AIM OF THE TASK: Write out the data below exactly as given, without any of its pictures.

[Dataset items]
☆ ☆ ☆
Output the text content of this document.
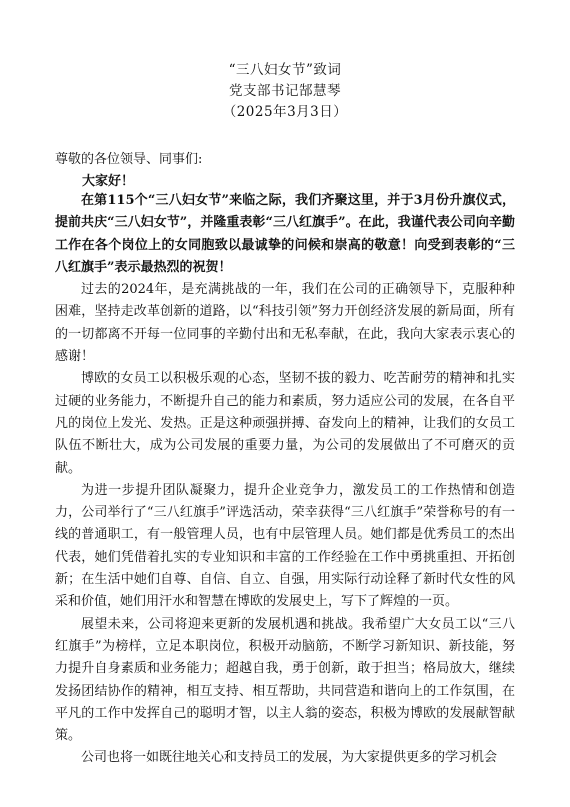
“三八妇女节”致词
党支部书记郜慧琴
（2025年3月3日）
尊敬的各位领导、同事们:
大家好！

在第115个“三八妇女节”来临之际，我们齐聚这里，并于3月份升旗仪式，提前共庆“三八妇女节”，并隆重表彰“三八红旗手”。在此，我谨代表公司向辛勤工作在各个岗位上的女同胞致以最诚挚的问候和崇高的敬意！向受到表彰的“三八红旗手”表示最热烈的祝贺！

过去的2024年，是充满挑战的一年，我们在公司的正确领导下，克服种种困难，坚持走改革创新的道路，以“科技引领”努力开创经济发展的新局面，所有的一切都离不开每一位同事的辛勤付出和无私奉献，在此，我向大家表示衷心的感谢！

博欧的女员工以积极乐观的心态，坚韧不拔的毅力、吃苦耐劳的精神和扎实过硬的业务能力，不断提升自己的能力和素质，努力适应公司的发展，在各自平凡的岗位上发光、发热。正是这种顽强拼搏、奋发向上的精神，让我们的女员工队伍不断壮大，成为公司发展的重要力量，为公司的发展做出了不可磨灭的贡献。

为进一步提升团队凝聚力，提升企业竞争力，激发员工的工作热情和创造力，公司举行了“三八红旗手”评选活动，荣幸获得“三八红旗手”荣誉称号的有一线的普通职工，有一般管理人员，也有中层管理人员。她们都是优秀员工的杰出代表，她们凭借着扎实的专业知识和丰富的工作经验在工作中勇挑重担、开拓创新；在生活中她们自尊、自信、自立、自强，用实际行动诠释了新时代女性的风采和价值，她们用汗水和智慧在博欧的发展史上，写下了辉煌的一页。

展望未来，公司将迎来更新的发展机遇和挑战。我希望广大女员工以“三八红旗手”为榜样，立足本职岗位，积极开动脑筋，不断学习新知识、新技能，努力提升自身素质和业务能力；超越自我，勇于创新，敢于担当；格局放大，继续发扬团结协作的精神，相互支持、相互帮助，共同营造和谐向上的工作氛围，在平凡的工作中发挥自己的聪明才智，以主人翁的姿态，积极为博欧的发展献智献策。

公司也将一如既往地关心和支持员工的发展，为大家提供更多的学习机会
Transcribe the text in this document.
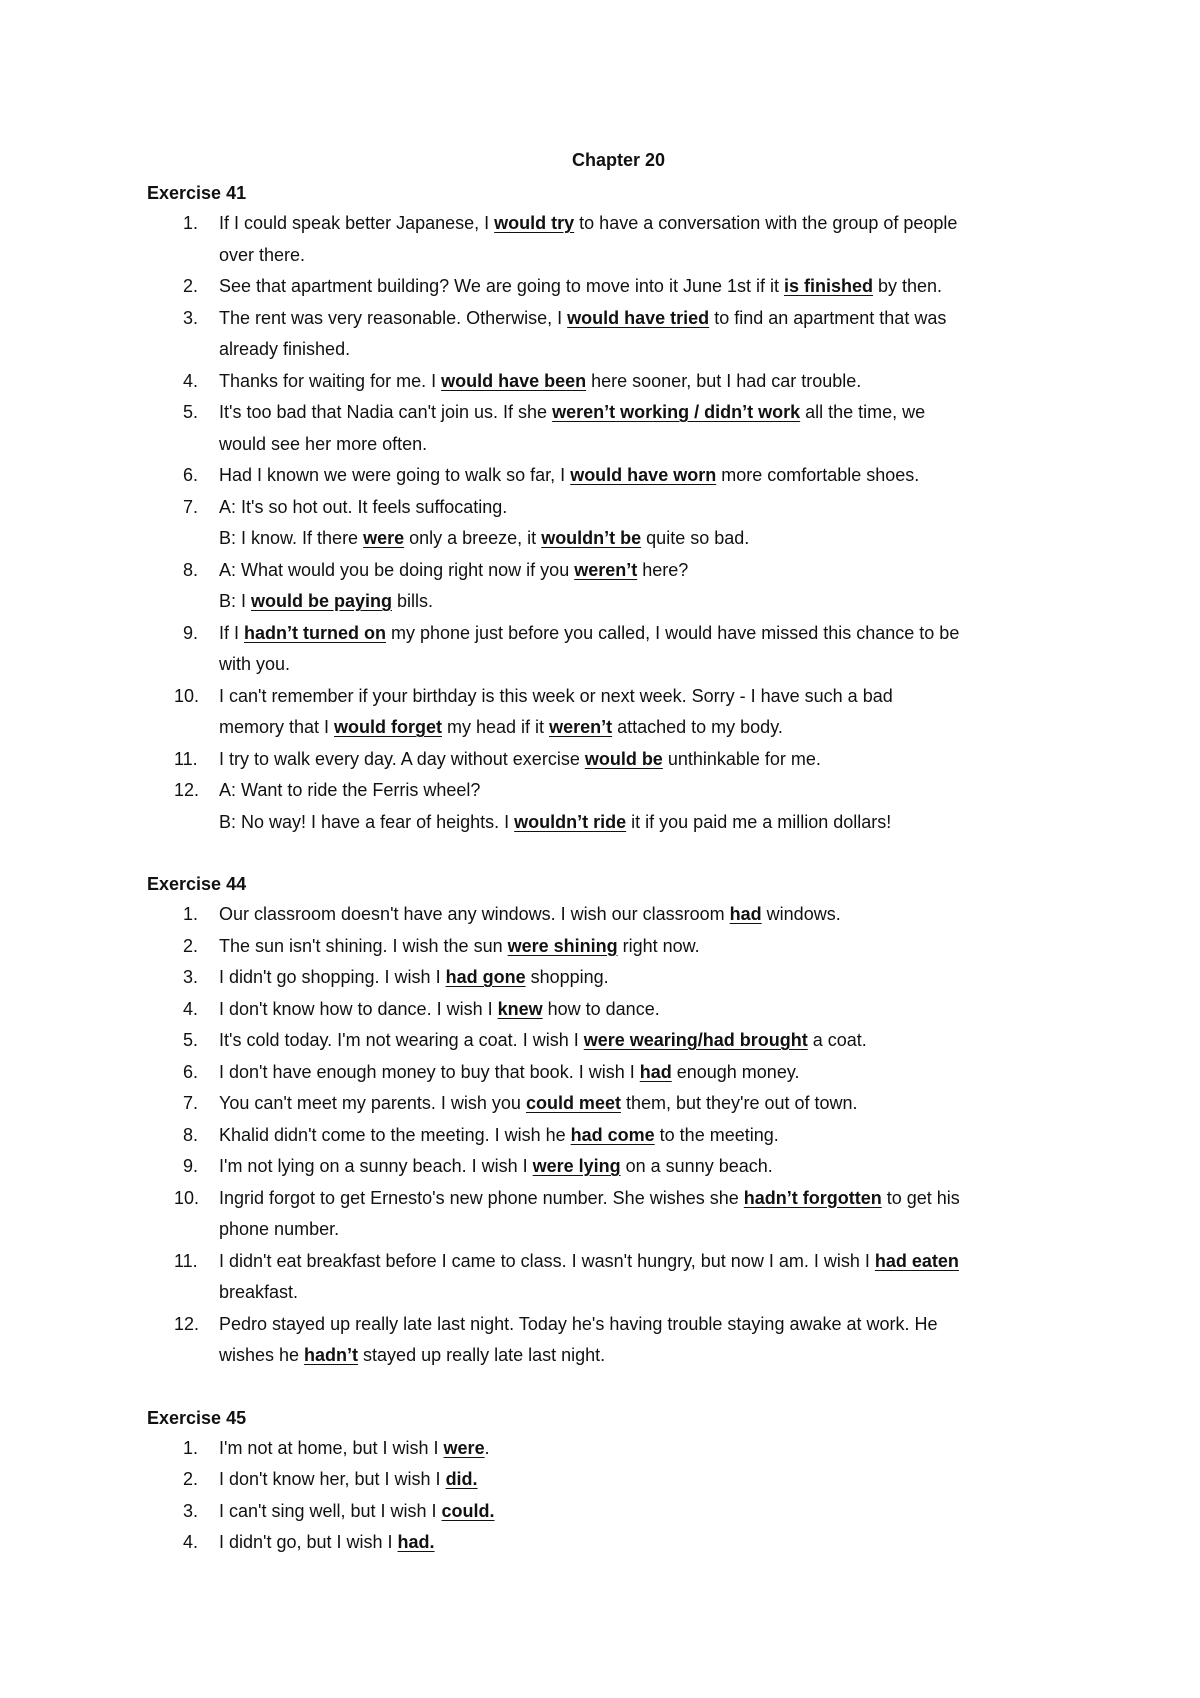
Chapter 20
Exercise 41
1. If I could speak better Japanese, I would try to have a conversation with the group of people
over there.
2. See that apartment building? We are going to move into it June 1st if it is finished by then.
3. The rent was very reasonable. Otherwise, I would have tried to find an apartment that was
already finished.
4. Thanks for waiting for me. I would have been here sooner, but I had car trouble.
5. It's too bad that Nadia can't join us. If she weren’t working / didn’t work all the time, we
would see her more often.
6. Had I known we were going to walk so far, I would have worn more comfortable shoes.
7. A: It's so hot out. It feels suffocating.
B: I know. If there were only a breeze, it wouldn’t be quite so bad.
8. A: What would you be doing right now if you weren’t here?
B: I would be paying bills.
9. If I hadn’t turned on my phone just before you called, I would have missed this chance to be
with you.
10. I can't remember if your birthday is this week or next week. Sorry - I have such a bad
memory that I would forget my head if it weren’t attached to my body.
11. I try to walk every day. A day without exercise would be unthinkable for me.
12. A: Want to ride the Ferris wheel?
B: No way! I have a fear of heights. I wouldn’t ride it if you paid me a million dollars!
Exercise 44
1. Our classroom doesn't have any windows. I wish our classroom had windows.
2. The sun isn't shining. I wish the sun were shining right now.
3. I didn't go shopping. I wish I had gone shopping.
4. I don't know how to dance. I wish I knew how to dance.
5. It's cold today. I'm not wearing a coat. I wish I were wearing/had brought a coat.
6. I don't have enough money to buy that book. I wish I had enough money.
7. You can't meet my parents. I wish you could meet them, but they're out of town.
8. Khalid didn't come to the meeting. I wish he had come to the meeting.
9. I'm not lying on a sunny beach. I wish I were lying on a sunny beach.
10. Ingrid forgot to get Ernesto's new phone number. She wishes she hadn’t forgotten to get his
phone number.
11. I didn't eat breakfast before I came to class. I wasn't hungry, but now I am. I wish I had eaten
breakfast.
12. Pedro stayed up really late last night. Today he's having trouble staying awake at work. He
wishes he hadn’t stayed up really late last night.
Exercise 45
1. I'm not at home, but I wish I were.
2. I don't know her, but I wish I did.
3. I can't sing well, but I wish I could.
4. I didn't go, but I wish I had.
☆ ☆ ☆
ANSWER TO THIS TASK:
Output the text content of this document.
“三八妇女节”致词
党支部书记郜慧琴
（2025年3月3日）
尊敬的各位领导、同事们:
大家好！

在第115个“三八妇女节”来临之际，我们齐聚这里，并于3月份升旗仪式，提前共庆“三八妇女节”，并隆重表彰“三八红旗手”。在此，我谨代表公司向辛勤工作在各个岗位上的女同胞致以最诚挚的问候和崇高的敬意！向受到表彰的“三八红旗手”表示最热烈的祝贺！

过去的2024年，是充满挑战的一年，我们在公司的正确领导下，克服种种困难，坚持走改革创新的道路，以“科技引领”努力开创经济发展的新局面，所有的一切都离不开每一位同事的辛勤付出和无私奉献，在此，我向大家表示衷心的感谢！

博欧的女员工以积极乐观的心态，坚韧不拔的毅力、吃苦耐劳的精神和扎实过硬的业务能力，不断提升自己的能力和素质，努力适应公司的发展，在各自平凡的岗位上发光、发热。正是这种顽强拼搏、奋发向上的精神，让我们的女员工队伍不断壮大，成为公司发展的重要力量，为公司的发展做出了不可磨灭的贡献。

为进一步提升团队凝聚力，提升企业竞争力，激发员工的工作热情和创造力，公司举行了“三八红旗手”评选活动，荣幸获得“三八红旗手”荣誉称号的有一线的普通职工，有一般管理人员，也有中层管理人员。她们都是优秀员工的杰出代表，她们凭借着扎实的专业知识和丰富的工作经验在工作中勇挑重担、开拓创新；在生活中她们自尊、自信、自立、自强，用实际行动诠释了新时代女性的风采和价值，她们用汗水和智慧在博欧的发展史上，写下了辉煌的一页。

展望未来，公司将迎来更新的发展机遇和挑战。我希望广大女员工以“三八红旗手”为榜样，立足本职岗位，积极开动脑筋，不断学习新知识、新技能，努力提升自身素质和业务能力；超越自我，勇于创新，敢于担当；格局放大，继续发扬团结协作的精神，相互支持、相互帮助，共同营造和谐向上的工作氛围，在平凡的工作中发挥自己的聪明才智，以主人翁的姿态，积极为博欧的发展献智献策。

公司也将一如既往地关心和支持员工的发展，为大家提供更多的学习机会
Transcribe the text in this document.
Chapter 20
Exercise 41
1. If I could speak better Japanese, I would try to have a conversation with the group of people
over there.
2. See that apartment building? We are going to move into it June 1st if it is finished by then.
3. The rent was very reasonable. Otherwise, I would have tried to find an apartment that was
already finished.
4. Thanks for waiting for me. I would have been here sooner, but I had car trouble.
5. It's too bad that Nadia can't join us. If she weren’t working / didn’t work all the time, we
would see her more often.
6. Had I known we were going to walk so far, I would have worn more comfortable shoes.
7. A: It's so hot out. It feels suffocating.
B: I know. If there were only a breeze, it wouldn’t be quite so bad.
8. A: What would you be doing right now if you weren’t here?
B: I would be paying bills.
9. If I hadn’t turned on my phone just before you called, I would have missed this chance to be
with you.
10. I can't remember if your birthday is this week or next week. Sorry - I have such a bad
memory that I would forget my head if it weren’t attached to my body.
11. I try to walk every day. A day without exercise would be unthinkable for me.
12. A: Want to ride the Ferris wheel?
B: No way! I have a fear of heights. I wouldn’t ride it if you paid me a million dollars!
Exercise 44
1. Our classroom doesn't have any windows. I wish our classroom had windows.
2. The sun isn't shining. I wish the sun were shining right now.
3. I didn't go shopping. I wish I had gone shopping.
4. I don't know how to dance. I wish I knew how to dance.
5. It's cold today. I'm not wearing a coat. I wish I were wearing/had brought a coat.
6. I don't have enough money to buy that book. I wish I had enough money.
7. You can't meet my parents. I wish you could meet them, but they're out of town.
8. Khalid didn't come to the meeting. I wish he had come to the meeting.
9. I'm not lying on a sunny beach. I wish I were lying on a sunny beach.
10. Ingrid forgot to get Ernesto's new phone number. She wishes she hadn’t forgotten to get his
phone number.
11. I didn't eat breakfast before I came to class. I wasn't hungry, but now I am. I wish I had eaten
breakfast.
12. Pedro stayed up really late last night. Today he's having trouble staying awake at work. He
wishes he hadn’t stayed up really late last night.
Exercise 45
1. I'm not at home, but I wish I were.
2. I don't know her, but I wish I did.
3. I can't sing well, but I wish I could.
4. I didn't go, but I wish I had.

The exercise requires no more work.